Problem:
Can the data below be set down again exactly, line for line?
[start]
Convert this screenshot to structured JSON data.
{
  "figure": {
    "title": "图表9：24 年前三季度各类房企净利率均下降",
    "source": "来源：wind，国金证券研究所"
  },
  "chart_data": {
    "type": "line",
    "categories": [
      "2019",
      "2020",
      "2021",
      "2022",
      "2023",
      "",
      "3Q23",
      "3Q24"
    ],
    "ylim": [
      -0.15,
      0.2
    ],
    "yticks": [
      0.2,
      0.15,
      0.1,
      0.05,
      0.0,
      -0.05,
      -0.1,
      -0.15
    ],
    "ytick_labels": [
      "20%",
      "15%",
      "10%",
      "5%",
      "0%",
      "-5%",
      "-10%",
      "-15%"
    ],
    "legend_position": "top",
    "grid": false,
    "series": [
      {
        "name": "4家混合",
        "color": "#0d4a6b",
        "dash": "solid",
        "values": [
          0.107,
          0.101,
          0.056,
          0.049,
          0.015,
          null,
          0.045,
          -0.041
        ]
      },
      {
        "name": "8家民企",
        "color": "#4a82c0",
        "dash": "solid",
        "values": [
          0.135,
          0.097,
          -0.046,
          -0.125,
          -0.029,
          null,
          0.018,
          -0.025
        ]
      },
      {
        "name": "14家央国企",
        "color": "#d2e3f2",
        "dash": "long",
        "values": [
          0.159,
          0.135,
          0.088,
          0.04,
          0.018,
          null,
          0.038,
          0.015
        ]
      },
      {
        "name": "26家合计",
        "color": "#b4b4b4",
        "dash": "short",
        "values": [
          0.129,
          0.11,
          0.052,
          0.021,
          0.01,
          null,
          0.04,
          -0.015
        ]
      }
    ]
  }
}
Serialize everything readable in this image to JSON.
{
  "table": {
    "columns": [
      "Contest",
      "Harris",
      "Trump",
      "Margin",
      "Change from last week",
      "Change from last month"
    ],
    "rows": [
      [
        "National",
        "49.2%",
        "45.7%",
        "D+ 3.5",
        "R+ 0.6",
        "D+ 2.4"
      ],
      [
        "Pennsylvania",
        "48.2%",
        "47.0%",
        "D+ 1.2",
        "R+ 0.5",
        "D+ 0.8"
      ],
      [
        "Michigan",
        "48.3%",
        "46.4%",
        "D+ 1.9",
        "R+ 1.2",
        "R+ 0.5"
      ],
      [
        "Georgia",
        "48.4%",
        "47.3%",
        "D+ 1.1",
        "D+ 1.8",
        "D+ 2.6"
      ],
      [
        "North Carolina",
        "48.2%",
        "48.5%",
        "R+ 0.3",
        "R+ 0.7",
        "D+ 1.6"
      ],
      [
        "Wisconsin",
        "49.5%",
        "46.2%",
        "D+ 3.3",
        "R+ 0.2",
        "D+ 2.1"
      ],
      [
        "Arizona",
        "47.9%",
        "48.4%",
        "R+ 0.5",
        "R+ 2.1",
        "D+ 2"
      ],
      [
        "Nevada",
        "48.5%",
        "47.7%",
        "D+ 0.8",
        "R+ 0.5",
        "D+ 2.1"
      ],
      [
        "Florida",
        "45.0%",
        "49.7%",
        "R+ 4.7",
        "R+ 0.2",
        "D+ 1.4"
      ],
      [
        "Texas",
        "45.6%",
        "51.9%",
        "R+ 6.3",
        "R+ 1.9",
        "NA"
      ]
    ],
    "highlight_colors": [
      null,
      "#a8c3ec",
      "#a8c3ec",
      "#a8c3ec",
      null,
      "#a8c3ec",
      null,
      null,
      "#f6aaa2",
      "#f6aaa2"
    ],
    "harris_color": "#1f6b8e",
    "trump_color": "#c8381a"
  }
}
[end]
Exercise answer:
Convert this screenshot to structured JSON data.
{
  "figure": {
    "title": "图表9：24 年前三季度各类房企净利率均下降",
    "source": "来源：wind，国金证券研究所"
  },
  "chart_data": {
    "type": "line",
    "categories": [
      "2019",
      "2020",
      "2021",
      "2022",
      "2023",
      "",
      "3Q23",
      "3Q24"
    ],
    "ylim": [
      -0.15,
      0.2
    ],
    "yticks": [
      0.2,
      0.15,
      0.1,
      0.05,
      0.0,
      -0.05,
      -0.1,
      -0.15
    ],
    "ytick_labels": [
      "20%",
      "15%",
      "10%",
      "5%",
      "0%",
      "-5%",
      "-10%",
      "-15%"
    ],
    "legend_position": "top",
    "grid": false,
    "series": [
      {
        "name": "4家混合",
        "color": "#0d4a6b",
        "dash": "solid",
        "values": [
          0.107,
          0.101,
          0.056,
          0.049,
          0.015,
          null,
          0.045,
          -0.041
        ]
      },
      {
        "name": "8家民企",
        "color": "#4a82c0",
        "dash": "solid",
        "values": [
          0.135,
          0.097,
          -0.046,
          -0.125,
          -0.029,
          null,
          0.018,
          -0.025
        ]
      },
      {
        "name": "14家央国企",
        "color": "#d2e3f2",
        "dash": "long",
        "values": [
          0.159,
          0.135,
          0.088,
          0.04,
          0.018,
          null,
          0.038,
          0.015
        ]
      },
      {
        "name": "26家合计",
        "color": "#b4b4b4",
        "dash": "short",
        "values": [
          0.129,
          0.11,
          0.052,
          0.021,
          0.01,
          null,
          0.04,
          -0.015
        ]
      }
    ]
  }
}
Serialize everything readable in this image to JSON.
{
  "table": {
    "columns": [
      "Contest",
      "Harris",
      "Trump",
      "Margin",
      "Change from last week",
      "Change from last month"
    ],
    "rows": [
      [
        "National",
        "49.2%",
        "45.7%",
        "D+ 3.5",
        "R+ 0.6",
        "D+ 2.4"
      ],
      [
        "Pennsylvania",
        "48.2%",
        "47.0%",
        "D+ 1.2",
        "R+ 0.5",
        "D+ 0.8"
      ],
      [
        "Michigan",
        "48.3%",
        "46.4%",
        "D+ 1.9",
        "R+ 1.2",
        "R+ 0.5"
      ],
      [
        "Georgia",
        "48.4%",
        "47.3%",
        "D+ 1.1",
        "D+ 1.8",
        "D+ 2.6"
      ],
      [
        "North Carolina",
        "48.2%",
        "48.5%",
        "R+ 0.3",
        "R+ 0.7",
        "D+ 1.6"
      ],
      [
        "Wisconsin",
        "49.5%",
        "46.2%",
        "D+ 3.3",
        "R+ 0.2",
        "D+ 2.1"
      ],
      [
        "Arizona",
        "47.9%",
        "48.4%",
        "R+ 0.5",
        "R+ 2.1",
        "D+ 2"
      ],
      [
        "Nevada",
        "48.5%",
        "47.7%",
        "D+ 0.8",
        "R+ 0.5",
        "D+ 2.1"
      ],
      [
        "Florida",
        "45.0%",
        "49.7%",
        "R+ 4.7",
        "R+ 0.2",
        "D+ 1.4"
      ],
      [
        "Texas",
        "45.6%",
        "51.9%",
        "R+ 6.3",
        "R+ 1.9",
        "NA"
      ]
    ],
    "highlight_colors": [
      null,
      "#a8c3ec",
      "#a8c3ec",
      "#a8c3ec",
      null,
      "#a8c3ec",
      null,
      null,
      "#f6aaa2",
      "#f6aaa2"
    ],
    "harris_color": "#1f6b8e",
    "trump_color": "#c8381a"
  }
}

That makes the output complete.